**EXERCISE PROMPT**
Transcribe each of the records below exactly, excluding all pictures.

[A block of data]
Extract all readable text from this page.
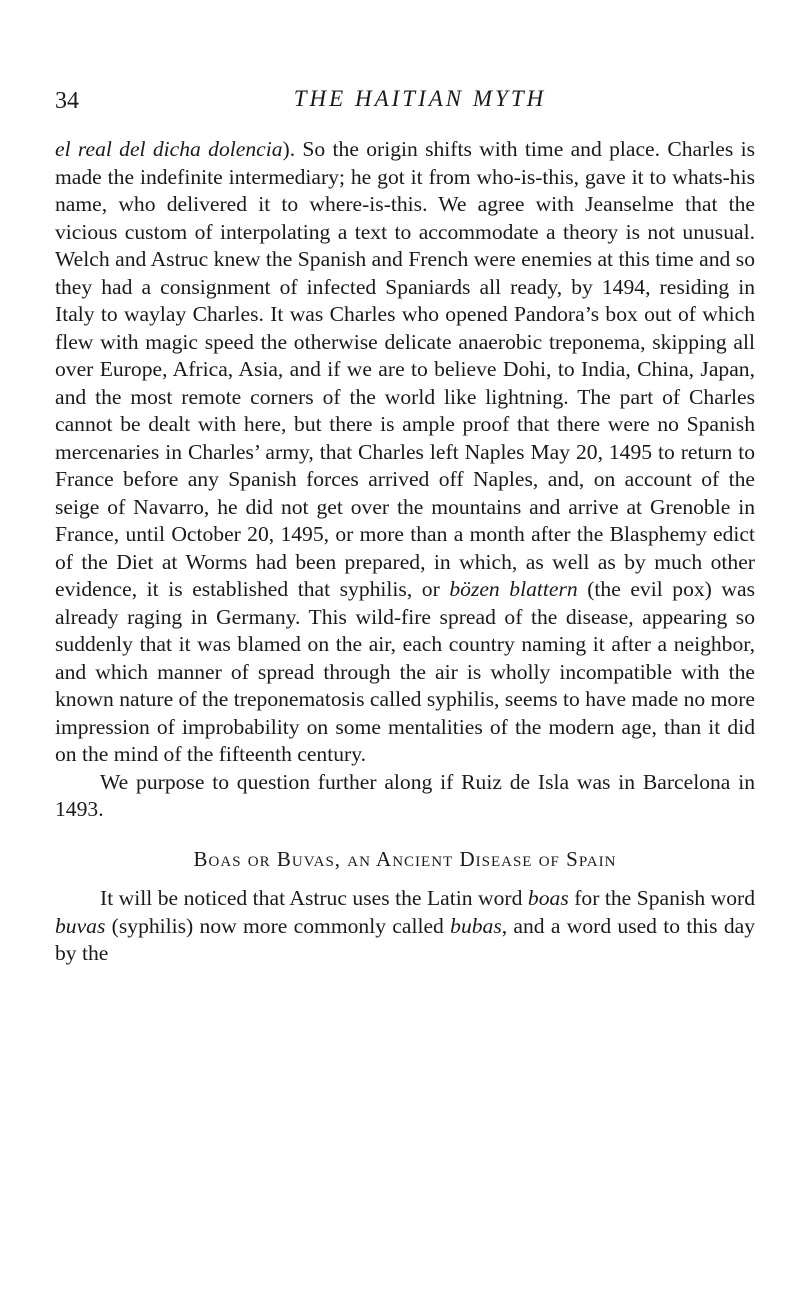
34	THE HAITIAN MYTH

el real del dicha dolencia). So the origin shifts with time and place. Charles is made the indefinite intermediary; he got it from who-is-this, gave it to whats-his name, who delivered it to where-is-this. We agree with Jeanselme that the vicious custom of interpolating a text to accommodate a theory is not unusual. Welch and Astruc knew the Spanish and French were enemies at this time and so they had a consignment of infected Spaniards all ready, by 1494, residing in Italy to waylay Charles. It was Charles who opened Pandora’s box out of which flew with magic speed the otherwise delicate anaerobic treponema, skipping all over Europe, Africa, Asia, and if we are to believe Dohi, to India, China, Japan, and the most remote corners of the world like lightning. The part of Charles cannot be dealt with here, but there is ample proof that there were no Spanish mercenaries in Charles’ army, that Charles left Naples May 20, 1495 to return to France before any Spanish forces arrived off Naples, and, on account of the seige of Navarro, he did not get over the mountains and arrive at Grenoble in France, until October 20, 1495, or more than a month after the Blasphemy edict of the Diet at Worms had been prepared, in which, as well as by much other evidence, it is established that syphilis, or bözen blattern (the evil pox) was already raging in Germany. This wild-fire spread of the disease, appearing so suddenly that it was blamed on the air, each country naming it after a neighbor, and which manner of spread through the air is wholly incompatible with the known nature of the treponematosis called syphilis, seems to have made no more impression of improbability on some mentalities of the modern age, than it did on the mind of the fifteenth century.

We purpose to question further along if Ruiz de Isla was in Barcelona in 1493.

Boas or Buvas, an Ancient Disease of Spain

It will be noticed that Astruc uses the Latin word boas for the Spanish word buvas (syphilis) now more commonly called bubas, and a word used to this day by the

**SOLUTION BELOW**
Extract all readable text from this page.
34	THE HAITIAN MYTH

el real del dicha dolencia). So the origin shifts with time and place. Charles is made the indefinite intermediary; he got it from who-is-this, gave it to whats-his name, who delivered it to where-is-this. We agree with Jeanselme that the vicious custom of interpolating a text to accommodate a theory is not unusual. Welch and Astruc knew the Spanish and French were enemies at this time and so they had a consignment of infected Spaniards all ready, by 1494, residing in Italy to waylay Charles. It was Charles who opened Pandora’s box out of which flew with magic speed the otherwise delicate anaerobic treponema, skipping all over Europe, Africa, Asia, and if we are to believe Dohi, to India, China, Japan, and the most remote corners of the world like lightning. The part of Charles cannot be dealt with here, but there is ample proof that there were no Spanish mercenaries in Charles’ army, that Charles left Naples May 20, 1495 to return to France before any Spanish forces arrived off Naples, and, on account of the seige of Navarro, he did not get over the mountains and arrive at Grenoble in France, until October 20, 1495, or more than a month after the Blasphemy edict of the Diet at Worms had been prepared, in which, as well as by much other evidence, it is established that syphilis, or bözen blattern (the evil pox) was already raging in Germany. This wild-fire spread of the disease, appearing so suddenly that it was blamed on the air, each country naming it after a neighbor, and which manner of spread through the air is wholly incompatible with the known nature of the treponematosis called syphilis, seems to have made no more impression of improbability on some mentalities of the modern age, than it did on the mind of the fifteenth century.

We purpose to question further along if Ruiz de Isla was in Barcelona in 1493.

Boas or Buvas, an Ancient Disease of Spain

It will be noticed that Astruc uses the Latin word boas for the Spanish word buvas (syphilis) now more commonly called bubas, and a word used to this day by the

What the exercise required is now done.